begin Input material

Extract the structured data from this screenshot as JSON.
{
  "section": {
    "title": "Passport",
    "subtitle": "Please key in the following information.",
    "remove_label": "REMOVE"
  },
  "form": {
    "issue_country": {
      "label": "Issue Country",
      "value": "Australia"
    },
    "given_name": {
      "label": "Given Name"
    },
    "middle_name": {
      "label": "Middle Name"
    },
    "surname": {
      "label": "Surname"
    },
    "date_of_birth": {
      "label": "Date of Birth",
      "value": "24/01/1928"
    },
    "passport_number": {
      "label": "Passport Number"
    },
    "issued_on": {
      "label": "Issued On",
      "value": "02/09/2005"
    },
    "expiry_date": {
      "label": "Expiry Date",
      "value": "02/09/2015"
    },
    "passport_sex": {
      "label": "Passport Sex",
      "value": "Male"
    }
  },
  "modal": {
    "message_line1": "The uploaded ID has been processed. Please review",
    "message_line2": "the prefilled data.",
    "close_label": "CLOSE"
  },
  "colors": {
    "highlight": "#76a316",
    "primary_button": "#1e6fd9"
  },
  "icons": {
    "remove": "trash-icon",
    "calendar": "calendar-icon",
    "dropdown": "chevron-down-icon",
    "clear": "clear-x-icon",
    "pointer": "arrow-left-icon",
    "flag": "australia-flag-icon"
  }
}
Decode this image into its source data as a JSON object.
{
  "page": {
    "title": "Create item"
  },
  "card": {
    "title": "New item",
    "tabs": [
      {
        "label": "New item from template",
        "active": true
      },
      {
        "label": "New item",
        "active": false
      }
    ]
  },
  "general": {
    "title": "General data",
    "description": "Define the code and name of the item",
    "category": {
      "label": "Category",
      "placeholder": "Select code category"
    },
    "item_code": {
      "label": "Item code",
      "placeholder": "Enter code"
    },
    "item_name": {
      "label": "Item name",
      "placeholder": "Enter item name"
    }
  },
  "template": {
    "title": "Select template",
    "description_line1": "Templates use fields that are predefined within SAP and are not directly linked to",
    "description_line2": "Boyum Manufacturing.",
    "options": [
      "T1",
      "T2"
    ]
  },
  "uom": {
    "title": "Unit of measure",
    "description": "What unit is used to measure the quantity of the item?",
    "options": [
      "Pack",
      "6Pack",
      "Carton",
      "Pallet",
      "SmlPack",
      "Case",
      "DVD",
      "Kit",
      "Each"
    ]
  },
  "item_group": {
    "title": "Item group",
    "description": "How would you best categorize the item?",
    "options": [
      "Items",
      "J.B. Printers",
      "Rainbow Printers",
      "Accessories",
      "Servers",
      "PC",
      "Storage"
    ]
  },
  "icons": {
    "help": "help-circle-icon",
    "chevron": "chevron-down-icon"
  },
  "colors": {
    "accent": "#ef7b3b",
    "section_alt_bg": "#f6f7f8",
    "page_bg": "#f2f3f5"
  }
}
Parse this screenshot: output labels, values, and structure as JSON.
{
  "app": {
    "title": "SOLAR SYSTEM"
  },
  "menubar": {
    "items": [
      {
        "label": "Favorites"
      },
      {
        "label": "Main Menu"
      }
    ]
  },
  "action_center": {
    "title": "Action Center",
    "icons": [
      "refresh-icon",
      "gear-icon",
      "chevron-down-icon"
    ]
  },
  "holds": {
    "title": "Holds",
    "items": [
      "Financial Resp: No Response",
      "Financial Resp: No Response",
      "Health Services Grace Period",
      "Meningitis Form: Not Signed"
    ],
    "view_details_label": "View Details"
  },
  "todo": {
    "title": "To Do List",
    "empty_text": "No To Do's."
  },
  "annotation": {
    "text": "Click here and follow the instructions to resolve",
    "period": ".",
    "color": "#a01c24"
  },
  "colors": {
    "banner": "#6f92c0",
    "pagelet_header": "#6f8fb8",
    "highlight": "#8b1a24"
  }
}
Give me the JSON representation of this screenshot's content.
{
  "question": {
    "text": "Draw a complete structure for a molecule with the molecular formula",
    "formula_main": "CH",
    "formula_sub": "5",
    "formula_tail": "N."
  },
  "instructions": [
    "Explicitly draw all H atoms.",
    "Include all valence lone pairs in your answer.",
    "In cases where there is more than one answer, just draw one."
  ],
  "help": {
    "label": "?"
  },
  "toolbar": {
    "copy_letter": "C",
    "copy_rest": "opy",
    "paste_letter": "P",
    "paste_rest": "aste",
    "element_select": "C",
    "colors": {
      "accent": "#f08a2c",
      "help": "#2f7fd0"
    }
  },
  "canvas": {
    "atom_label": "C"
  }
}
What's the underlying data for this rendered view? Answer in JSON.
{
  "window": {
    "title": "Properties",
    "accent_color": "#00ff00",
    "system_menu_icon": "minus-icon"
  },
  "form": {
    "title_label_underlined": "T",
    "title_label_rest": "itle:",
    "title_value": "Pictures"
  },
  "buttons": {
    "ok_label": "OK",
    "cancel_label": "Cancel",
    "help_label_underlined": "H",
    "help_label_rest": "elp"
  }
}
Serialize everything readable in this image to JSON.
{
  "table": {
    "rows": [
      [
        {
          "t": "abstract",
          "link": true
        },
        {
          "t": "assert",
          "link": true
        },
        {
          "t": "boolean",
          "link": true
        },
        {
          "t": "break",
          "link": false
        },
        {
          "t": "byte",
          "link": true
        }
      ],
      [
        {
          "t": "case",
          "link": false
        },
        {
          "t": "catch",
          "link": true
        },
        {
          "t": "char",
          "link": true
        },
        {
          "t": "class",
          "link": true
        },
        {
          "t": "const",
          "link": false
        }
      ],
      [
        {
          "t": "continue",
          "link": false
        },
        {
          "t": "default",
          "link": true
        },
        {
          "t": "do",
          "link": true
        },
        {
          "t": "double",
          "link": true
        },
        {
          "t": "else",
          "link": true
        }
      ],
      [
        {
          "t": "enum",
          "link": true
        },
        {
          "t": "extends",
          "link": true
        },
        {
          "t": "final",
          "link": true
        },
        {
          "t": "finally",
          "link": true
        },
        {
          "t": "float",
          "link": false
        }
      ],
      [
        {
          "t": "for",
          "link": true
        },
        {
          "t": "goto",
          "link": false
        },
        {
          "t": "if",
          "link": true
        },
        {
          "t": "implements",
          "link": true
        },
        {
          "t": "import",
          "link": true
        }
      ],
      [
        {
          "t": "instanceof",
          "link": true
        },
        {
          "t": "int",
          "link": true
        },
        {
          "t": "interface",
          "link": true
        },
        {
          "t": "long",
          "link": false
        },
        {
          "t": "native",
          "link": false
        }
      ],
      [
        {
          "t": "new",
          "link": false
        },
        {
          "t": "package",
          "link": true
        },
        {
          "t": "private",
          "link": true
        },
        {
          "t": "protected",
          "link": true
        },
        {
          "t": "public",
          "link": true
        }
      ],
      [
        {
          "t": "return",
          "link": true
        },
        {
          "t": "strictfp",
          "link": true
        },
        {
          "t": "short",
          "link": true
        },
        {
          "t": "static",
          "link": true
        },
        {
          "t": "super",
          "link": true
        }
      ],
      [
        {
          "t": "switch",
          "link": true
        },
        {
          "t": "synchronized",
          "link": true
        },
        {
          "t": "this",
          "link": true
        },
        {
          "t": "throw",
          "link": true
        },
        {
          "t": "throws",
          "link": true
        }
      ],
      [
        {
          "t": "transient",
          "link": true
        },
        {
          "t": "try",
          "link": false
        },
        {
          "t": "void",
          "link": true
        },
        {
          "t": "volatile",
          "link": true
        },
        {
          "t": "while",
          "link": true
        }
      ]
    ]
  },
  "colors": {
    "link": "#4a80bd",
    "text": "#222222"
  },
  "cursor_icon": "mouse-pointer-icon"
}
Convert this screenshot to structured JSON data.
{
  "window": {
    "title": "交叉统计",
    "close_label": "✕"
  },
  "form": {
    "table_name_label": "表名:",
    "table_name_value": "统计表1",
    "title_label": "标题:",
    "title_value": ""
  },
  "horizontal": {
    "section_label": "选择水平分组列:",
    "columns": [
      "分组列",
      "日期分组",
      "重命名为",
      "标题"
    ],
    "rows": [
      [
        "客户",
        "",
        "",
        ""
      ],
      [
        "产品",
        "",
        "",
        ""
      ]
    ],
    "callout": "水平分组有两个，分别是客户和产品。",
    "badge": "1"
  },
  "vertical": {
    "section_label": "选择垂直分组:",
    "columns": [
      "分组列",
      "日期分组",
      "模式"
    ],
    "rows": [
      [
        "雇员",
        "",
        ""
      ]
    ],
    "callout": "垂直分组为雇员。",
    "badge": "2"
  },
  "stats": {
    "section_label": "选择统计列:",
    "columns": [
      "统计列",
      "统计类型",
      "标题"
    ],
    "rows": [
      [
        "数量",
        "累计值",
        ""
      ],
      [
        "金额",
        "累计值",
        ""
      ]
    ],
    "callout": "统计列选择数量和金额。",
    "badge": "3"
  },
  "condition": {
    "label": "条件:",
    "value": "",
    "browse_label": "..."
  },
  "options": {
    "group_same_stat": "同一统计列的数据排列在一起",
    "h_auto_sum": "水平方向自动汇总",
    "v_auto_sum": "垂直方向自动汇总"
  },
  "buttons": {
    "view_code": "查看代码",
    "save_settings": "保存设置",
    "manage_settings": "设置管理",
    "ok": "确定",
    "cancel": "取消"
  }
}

end Input material

■ Aim ■
Count the lines in the records above that contain the word "down", and reply with only that number.

■ Response ■
3